**Short task**
Would you return the complete listing below word for word?

**Data for this task**
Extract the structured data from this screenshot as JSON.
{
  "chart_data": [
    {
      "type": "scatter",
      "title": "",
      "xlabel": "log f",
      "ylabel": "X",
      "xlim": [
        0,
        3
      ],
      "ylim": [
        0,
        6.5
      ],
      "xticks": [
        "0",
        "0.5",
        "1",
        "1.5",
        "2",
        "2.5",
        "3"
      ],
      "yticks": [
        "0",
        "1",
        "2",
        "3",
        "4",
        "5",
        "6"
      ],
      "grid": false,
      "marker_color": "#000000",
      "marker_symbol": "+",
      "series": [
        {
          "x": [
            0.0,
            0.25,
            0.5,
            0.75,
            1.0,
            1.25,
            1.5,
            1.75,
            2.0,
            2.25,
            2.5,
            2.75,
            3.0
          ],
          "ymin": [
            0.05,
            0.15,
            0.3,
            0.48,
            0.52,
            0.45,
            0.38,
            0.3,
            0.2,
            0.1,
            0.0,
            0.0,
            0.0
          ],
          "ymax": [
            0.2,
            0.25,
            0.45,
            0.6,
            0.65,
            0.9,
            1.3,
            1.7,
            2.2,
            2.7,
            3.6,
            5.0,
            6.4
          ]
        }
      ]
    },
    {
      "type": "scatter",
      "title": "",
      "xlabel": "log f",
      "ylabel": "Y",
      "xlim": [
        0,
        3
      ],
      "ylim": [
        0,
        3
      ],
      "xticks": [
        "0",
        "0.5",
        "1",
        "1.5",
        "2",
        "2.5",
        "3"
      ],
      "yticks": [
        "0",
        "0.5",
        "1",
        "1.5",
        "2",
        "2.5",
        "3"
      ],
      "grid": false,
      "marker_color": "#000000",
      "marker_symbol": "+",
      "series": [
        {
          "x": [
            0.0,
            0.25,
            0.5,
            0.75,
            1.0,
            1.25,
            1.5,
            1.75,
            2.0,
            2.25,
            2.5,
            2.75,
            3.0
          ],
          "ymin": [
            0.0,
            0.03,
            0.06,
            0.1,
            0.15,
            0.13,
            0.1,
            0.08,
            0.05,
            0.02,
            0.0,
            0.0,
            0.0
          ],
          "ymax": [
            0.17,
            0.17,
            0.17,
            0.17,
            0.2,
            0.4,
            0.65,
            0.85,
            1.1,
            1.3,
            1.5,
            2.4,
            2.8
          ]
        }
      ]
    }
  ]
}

**Solution for this problem**
Extract the structured data from this screenshot as JSON.
{
  "chart_data": [
    {
      "type": "scatter",
      "title": "",
      "xlabel": "log f",
      "ylabel": "X",
      "xlim": [
        0,
        3
      ],
      "ylim": [
        0,
        6.5
      ],
      "xticks": [
        "0",
        "0.5",
        "1",
        "1.5",
        "2",
        "2.5",
        "3"
      ],
      "yticks": [
        "0",
        "1",
        "2",
        "3",
        "4",
        "5",
        "6"
      ],
      "grid": false,
      "marker_color": "#000000",
      "marker_symbol": "+",
      "series": [
        {
          "x": [
            0.0,
            0.25,
            0.5,
            0.75,
            1.0,
            1.25,
            1.5,
            1.75,
            2.0,
            2.25,
            2.5,
            2.75,
            3.0
          ],
          "ymin": [
            0.05,
            0.15,
            0.3,
            0.48,
            0.52,
            0.45,
            0.38,
            0.3,
            0.2,
            0.1,
            0.0,
            0.0,
            0.0
          ],
          "ymax": [
            0.2,
            0.25,
            0.45,
            0.6,
            0.65,
            0.9,
            1.3,
            1.7,
            2.2,
            2.7,
            3.6,
            5.0,
            6.4
          ]
        }
      ]
    },
    {
      "type": "scatter",
      "title": "",
      "xlabel": "log f",
      "ylabel": "Y",
      "xlim": [
        0,
        3
      ],
      "ylim": [
        0,
        3
      ],
      "xticks": [
        "0",
        "0.5",
        "1",
        "1.5",
        "2",
        "2.5",
        "3"
      ],
      "yticks": [
        "0",
        "0.5",
        "1",
        "1.5",
        "2",
        "2.5",
        "3"
      ],
      "grid": false,
      "marker_color": "#000000",
      "marker_symbol": "+",
      "series": [
        {
          "x": [
            0.0,
            0.25,
            0.5,
            0.75,
            1.0,
            1.25,
            1.5,
            1.75,
            2.0,
            2.25,
            2.5,
            2.75,
            3.0
          ],
          "ymin": [
            0.0,
            0.03,
            0.06,
            0.1,
            0.15,
            0.13,
            0.1,
            0.08,
            0.05,
            0.02,
            0.0,
            0.0,
            0.0
          ],
          "ymax": [
            0.17,
            0.17,
            0.17,
            0.17,
            0.2,
            0.4,
            0.65,
            0.85,
            1.1,
            1.3,
            1.5,
            2.4,
            2.8
          ]
        }
      ]
    }
  ]
}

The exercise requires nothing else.